§ **WHAT THE TASK REQUIRES**: Output all the entries word for word. Omit the pictures.

++++ DATASET ++++

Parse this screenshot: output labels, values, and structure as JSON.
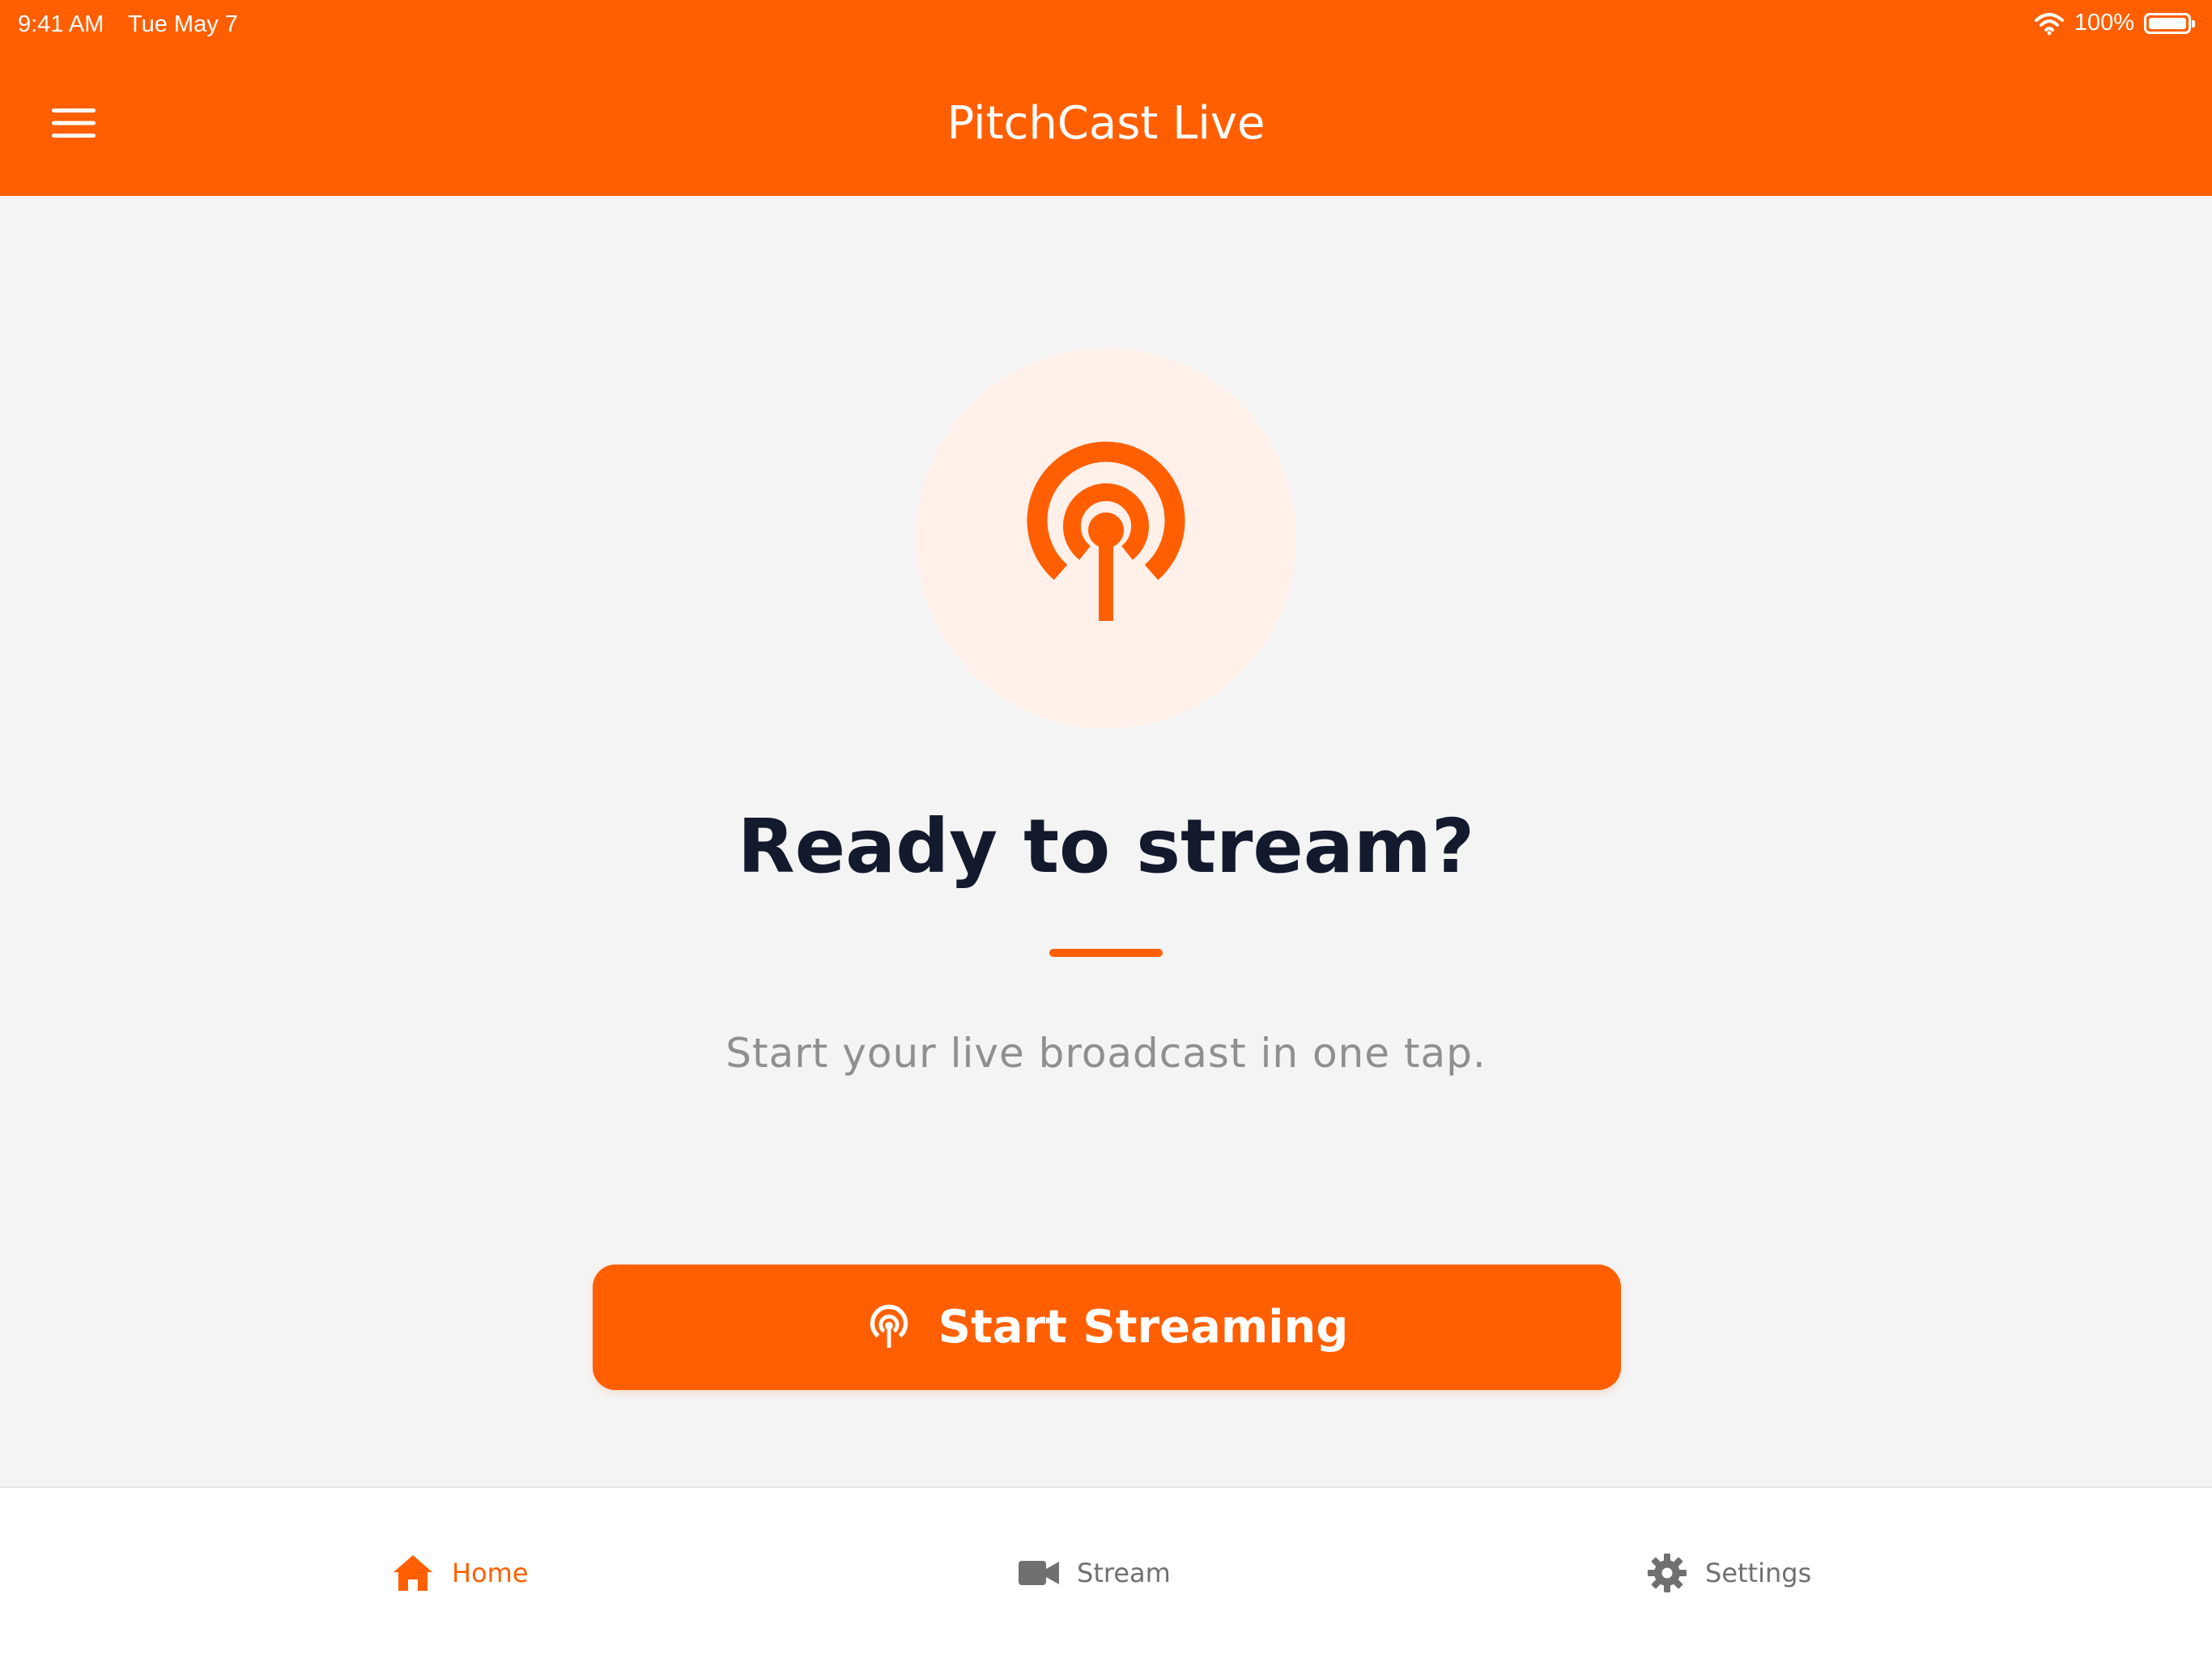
{
  "status_bar": {
    "time": "9:41 AM",
    "date": "Tue May 7",
    "battery": "100%"
  },
  "header": {
    "title": "PitchCast Live",
    "menu_icon": "hamburger-menu-icon"
  },
  "main": {
    "hero_icon": "broadcast-icon",
    "headline": "Ready to stream?",
    "subtitle": "Start your live broadcast in one tap.",
    "cta": {
      "label": "Start Streaming",
      "icon": "broadcast-icon"
    }
  },
  "tabs": [
    {
      "label": "Home",
      "icon": "home-icon",
      "active": true
    },
    {
      "label": "Stream",
      "icon": "video-camera-icon",
      "active": false
    },
    {
      "label": "Settings",
      "icon": "gear-icon",
      "active": false
    }
  ],
  "colors": {
    "accent": "#ff5f00",
    "background": "#f4f4f4",
    "headline": "#131a2e",
    "subtitle": "#8f8f8f",
    "hero_circle": "#fff0ea",
    "tab_inactive": "#707070"
  }
}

++++

§ **OUTPUT FOR THIS EXERCISE**:
Parse this screenshot: output labels, values, and structure as JSON.
{
  "status_bar": {
    "time": "9:41 AM",
    "date": "Tue May 7",
    "battery": "100%"
  },
  "header": {
    "title": "PitchCast Live",
    "menu_icon": "hamburger-menu-icon"
  },
  "main": {
    "hero_icon": "broadcast-icon",
    "headline": "Ready to stream?",
    "subtitle": "Start your live broadcast in one tap.",
    "cta": {
      "label": "Start Streaming",
      "icon": "broadcast-icon"
    }
  },
  "tabs": [
    {
      "label": "Home",
      "icon": "home-icon",
      "active": true
    },
    {
      "label": "Stream",
      "icon": "video-camera-icon",
      "active": false
    },
    {
      "label": "Settings",
      "icon": "gear-icon",
      "active": false
    }
  ],
  "colors": {
    "accent": "#ff5f00",
    "background": "#f4f4f4",
    "headline": "#131a2e",
    "subtitle": "#8f8f8f",
    "hero_circle": "#fff0ea",
    "tab_inactive": "#707070"
  }
}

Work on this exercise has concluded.